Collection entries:
----
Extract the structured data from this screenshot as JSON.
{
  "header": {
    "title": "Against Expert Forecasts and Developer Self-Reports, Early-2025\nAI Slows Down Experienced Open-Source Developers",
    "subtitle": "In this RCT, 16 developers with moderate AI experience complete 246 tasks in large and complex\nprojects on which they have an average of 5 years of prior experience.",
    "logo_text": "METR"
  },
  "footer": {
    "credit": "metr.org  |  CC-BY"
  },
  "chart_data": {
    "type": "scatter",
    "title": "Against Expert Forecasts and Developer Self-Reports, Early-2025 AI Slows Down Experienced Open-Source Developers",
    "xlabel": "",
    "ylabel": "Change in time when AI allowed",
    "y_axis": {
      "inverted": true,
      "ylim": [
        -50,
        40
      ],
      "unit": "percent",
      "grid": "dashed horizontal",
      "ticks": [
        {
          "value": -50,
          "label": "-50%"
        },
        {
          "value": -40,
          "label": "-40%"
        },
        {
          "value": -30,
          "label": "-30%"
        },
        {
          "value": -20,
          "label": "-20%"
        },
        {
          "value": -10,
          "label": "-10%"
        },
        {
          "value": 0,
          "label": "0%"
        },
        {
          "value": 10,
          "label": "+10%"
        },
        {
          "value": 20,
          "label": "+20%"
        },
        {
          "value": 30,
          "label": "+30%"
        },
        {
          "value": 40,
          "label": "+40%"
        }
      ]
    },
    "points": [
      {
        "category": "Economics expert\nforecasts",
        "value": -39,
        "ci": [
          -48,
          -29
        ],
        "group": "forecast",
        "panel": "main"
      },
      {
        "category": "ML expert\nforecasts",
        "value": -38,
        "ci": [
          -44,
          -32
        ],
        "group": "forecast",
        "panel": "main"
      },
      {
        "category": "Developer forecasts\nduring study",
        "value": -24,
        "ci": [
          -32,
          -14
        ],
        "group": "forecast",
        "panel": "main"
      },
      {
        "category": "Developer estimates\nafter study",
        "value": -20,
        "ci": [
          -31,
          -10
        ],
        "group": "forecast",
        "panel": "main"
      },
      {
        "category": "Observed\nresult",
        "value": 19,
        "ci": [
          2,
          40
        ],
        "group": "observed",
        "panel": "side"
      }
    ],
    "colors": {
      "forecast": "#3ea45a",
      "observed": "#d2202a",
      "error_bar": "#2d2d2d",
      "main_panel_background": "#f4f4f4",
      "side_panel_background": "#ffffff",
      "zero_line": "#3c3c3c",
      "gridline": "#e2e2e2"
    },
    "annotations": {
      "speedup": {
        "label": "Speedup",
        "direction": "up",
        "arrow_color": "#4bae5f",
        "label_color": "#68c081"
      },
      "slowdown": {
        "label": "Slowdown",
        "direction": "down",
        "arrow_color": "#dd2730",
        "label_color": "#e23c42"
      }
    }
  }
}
----
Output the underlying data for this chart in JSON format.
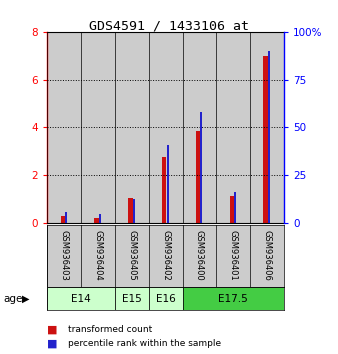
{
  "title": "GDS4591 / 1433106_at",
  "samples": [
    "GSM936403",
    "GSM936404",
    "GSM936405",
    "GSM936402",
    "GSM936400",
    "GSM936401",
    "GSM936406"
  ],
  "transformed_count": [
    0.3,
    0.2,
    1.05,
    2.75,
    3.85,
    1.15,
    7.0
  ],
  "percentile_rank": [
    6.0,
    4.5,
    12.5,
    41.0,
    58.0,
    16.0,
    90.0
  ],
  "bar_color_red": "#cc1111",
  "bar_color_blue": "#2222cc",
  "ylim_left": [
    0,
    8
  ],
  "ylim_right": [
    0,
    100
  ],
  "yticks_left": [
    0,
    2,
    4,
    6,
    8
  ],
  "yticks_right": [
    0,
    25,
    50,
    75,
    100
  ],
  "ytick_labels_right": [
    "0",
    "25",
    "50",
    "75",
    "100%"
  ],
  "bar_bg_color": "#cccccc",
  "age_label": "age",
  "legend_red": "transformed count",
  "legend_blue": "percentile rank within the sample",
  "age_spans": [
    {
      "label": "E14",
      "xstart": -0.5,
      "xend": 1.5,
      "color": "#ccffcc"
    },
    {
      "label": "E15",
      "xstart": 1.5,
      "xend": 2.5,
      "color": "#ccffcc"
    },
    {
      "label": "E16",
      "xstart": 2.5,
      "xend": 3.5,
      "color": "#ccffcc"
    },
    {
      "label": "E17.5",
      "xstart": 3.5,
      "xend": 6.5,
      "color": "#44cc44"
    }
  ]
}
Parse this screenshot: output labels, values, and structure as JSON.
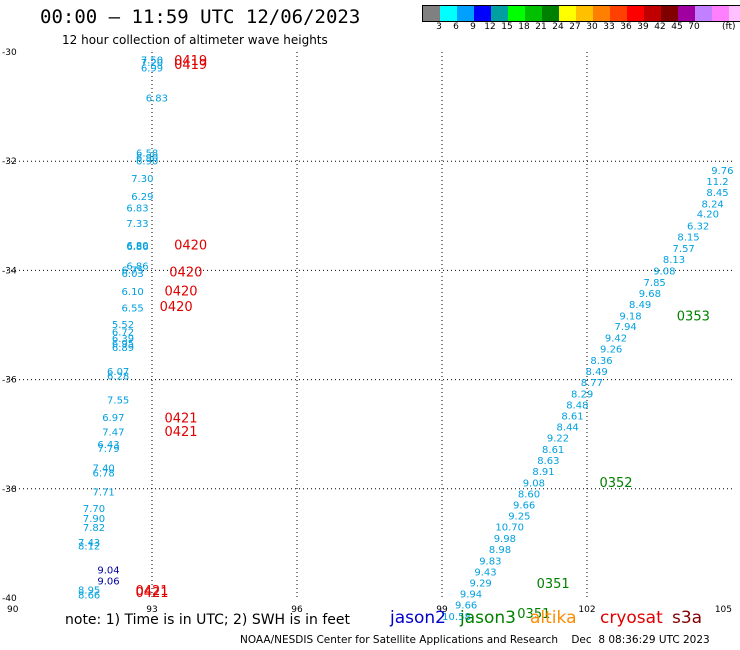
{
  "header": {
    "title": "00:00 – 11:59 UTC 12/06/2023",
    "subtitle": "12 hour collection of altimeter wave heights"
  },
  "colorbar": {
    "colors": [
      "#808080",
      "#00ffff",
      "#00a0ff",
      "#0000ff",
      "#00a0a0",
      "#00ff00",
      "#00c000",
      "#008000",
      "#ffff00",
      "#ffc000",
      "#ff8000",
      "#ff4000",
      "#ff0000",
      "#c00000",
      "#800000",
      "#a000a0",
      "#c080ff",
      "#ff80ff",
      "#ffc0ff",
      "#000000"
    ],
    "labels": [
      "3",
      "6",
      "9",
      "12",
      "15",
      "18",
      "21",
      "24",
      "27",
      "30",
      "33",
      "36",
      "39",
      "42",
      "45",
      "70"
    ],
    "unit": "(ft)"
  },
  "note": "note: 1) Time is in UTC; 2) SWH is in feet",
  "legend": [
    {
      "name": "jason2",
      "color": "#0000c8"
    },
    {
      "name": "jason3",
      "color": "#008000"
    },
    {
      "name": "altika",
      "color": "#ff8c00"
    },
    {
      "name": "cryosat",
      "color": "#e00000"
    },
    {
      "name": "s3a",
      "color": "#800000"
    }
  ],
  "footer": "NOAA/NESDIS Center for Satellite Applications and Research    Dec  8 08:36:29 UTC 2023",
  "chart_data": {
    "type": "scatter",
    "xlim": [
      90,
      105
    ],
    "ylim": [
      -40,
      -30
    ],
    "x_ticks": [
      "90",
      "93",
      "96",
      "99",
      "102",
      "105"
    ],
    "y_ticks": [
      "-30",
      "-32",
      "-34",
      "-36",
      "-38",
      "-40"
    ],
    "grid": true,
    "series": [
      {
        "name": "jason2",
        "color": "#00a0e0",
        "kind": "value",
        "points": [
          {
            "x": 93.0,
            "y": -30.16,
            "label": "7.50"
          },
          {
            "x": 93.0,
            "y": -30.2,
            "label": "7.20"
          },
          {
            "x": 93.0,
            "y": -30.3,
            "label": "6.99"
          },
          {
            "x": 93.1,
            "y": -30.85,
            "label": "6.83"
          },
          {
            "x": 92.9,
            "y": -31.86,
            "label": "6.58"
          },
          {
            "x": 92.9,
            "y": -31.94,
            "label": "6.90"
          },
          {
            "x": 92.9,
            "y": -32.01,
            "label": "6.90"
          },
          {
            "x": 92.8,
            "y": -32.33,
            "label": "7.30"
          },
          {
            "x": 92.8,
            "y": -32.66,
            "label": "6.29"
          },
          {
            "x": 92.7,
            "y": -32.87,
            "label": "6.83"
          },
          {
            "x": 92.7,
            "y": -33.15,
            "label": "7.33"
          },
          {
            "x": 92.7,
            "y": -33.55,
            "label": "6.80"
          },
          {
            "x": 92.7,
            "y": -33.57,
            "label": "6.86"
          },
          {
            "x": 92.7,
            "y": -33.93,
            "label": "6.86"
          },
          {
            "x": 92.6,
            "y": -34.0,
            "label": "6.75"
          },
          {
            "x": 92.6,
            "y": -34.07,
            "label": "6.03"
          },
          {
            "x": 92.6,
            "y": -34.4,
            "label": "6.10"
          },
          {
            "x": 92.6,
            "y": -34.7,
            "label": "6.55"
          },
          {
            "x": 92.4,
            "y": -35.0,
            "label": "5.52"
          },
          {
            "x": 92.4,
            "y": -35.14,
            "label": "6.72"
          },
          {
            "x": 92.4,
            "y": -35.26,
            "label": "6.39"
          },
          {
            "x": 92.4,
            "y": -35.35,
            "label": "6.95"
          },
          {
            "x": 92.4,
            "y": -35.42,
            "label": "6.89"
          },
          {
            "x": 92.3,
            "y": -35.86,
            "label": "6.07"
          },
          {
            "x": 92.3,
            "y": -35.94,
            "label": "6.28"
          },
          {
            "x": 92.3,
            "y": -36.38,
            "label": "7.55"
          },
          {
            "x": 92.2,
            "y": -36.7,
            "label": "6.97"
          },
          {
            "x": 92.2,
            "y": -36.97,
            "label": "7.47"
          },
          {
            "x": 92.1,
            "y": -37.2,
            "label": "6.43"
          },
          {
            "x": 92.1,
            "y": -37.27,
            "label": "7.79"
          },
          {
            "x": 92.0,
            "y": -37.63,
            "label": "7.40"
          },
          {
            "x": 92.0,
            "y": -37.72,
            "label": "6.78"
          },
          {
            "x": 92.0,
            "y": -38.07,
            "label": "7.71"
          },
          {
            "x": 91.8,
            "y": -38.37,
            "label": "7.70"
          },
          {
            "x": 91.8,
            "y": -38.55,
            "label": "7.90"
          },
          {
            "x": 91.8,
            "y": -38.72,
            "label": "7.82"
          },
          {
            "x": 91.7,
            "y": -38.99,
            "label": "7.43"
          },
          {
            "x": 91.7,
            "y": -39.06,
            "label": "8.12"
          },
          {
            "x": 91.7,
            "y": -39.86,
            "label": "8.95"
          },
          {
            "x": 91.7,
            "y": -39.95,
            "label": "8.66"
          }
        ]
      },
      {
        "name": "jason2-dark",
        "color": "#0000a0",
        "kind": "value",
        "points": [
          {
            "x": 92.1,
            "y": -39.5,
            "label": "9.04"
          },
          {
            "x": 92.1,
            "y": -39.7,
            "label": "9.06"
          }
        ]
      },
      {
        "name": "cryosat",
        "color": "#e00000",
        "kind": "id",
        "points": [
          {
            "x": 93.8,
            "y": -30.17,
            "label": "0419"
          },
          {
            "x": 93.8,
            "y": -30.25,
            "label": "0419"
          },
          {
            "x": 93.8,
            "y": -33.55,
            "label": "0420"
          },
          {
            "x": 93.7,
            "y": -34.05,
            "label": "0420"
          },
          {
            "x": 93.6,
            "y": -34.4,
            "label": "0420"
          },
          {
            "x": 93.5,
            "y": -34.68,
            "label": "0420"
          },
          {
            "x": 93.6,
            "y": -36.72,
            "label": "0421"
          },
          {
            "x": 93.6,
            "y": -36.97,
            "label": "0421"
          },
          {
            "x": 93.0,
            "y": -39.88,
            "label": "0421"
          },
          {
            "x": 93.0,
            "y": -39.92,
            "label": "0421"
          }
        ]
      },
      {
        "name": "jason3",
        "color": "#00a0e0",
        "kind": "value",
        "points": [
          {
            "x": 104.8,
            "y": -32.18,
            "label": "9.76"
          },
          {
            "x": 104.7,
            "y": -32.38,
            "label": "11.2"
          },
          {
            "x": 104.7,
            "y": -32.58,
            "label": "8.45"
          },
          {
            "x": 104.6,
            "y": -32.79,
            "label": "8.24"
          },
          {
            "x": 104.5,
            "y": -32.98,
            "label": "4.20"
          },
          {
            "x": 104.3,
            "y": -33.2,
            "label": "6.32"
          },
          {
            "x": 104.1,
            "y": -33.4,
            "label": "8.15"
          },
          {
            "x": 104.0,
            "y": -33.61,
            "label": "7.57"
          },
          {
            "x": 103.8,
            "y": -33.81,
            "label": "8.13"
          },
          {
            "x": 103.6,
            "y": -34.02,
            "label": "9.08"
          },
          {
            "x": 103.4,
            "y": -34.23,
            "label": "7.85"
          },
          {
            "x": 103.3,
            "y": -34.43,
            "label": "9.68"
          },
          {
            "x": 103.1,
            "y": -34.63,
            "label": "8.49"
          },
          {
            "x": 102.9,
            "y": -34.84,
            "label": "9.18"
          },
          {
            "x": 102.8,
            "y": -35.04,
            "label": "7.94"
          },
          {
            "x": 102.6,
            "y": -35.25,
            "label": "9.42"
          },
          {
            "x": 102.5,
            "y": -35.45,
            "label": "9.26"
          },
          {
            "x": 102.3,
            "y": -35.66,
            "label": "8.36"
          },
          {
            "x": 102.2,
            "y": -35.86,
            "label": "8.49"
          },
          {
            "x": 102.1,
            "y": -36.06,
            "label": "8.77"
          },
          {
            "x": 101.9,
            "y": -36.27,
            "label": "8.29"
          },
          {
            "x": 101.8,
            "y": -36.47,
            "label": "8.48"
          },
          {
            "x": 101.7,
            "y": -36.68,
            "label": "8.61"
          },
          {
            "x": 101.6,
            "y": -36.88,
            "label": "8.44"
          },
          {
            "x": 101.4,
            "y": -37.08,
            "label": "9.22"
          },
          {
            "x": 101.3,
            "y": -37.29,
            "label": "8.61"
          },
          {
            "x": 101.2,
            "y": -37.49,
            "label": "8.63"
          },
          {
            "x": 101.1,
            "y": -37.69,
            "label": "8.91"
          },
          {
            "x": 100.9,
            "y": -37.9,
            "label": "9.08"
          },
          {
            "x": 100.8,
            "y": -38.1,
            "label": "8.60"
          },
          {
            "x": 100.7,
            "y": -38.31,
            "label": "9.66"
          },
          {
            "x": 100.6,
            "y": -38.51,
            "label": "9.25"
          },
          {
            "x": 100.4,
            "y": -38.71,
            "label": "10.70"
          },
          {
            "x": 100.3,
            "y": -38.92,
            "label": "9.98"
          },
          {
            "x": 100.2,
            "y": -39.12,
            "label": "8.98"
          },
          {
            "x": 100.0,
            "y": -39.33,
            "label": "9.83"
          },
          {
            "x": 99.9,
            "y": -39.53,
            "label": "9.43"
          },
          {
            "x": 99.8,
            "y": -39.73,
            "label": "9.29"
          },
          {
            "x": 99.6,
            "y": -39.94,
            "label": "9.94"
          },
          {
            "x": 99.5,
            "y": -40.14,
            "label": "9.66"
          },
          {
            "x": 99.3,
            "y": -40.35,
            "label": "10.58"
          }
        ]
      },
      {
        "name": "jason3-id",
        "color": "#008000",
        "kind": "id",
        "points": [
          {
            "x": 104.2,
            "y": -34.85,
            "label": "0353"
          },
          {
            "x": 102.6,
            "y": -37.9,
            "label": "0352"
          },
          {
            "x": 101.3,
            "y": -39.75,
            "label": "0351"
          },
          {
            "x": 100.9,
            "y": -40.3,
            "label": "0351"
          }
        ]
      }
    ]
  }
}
----
▶ [YOUR GOAL]: Return only the count of lines in the records that hold the word "category".

▶ [RESULT]: 5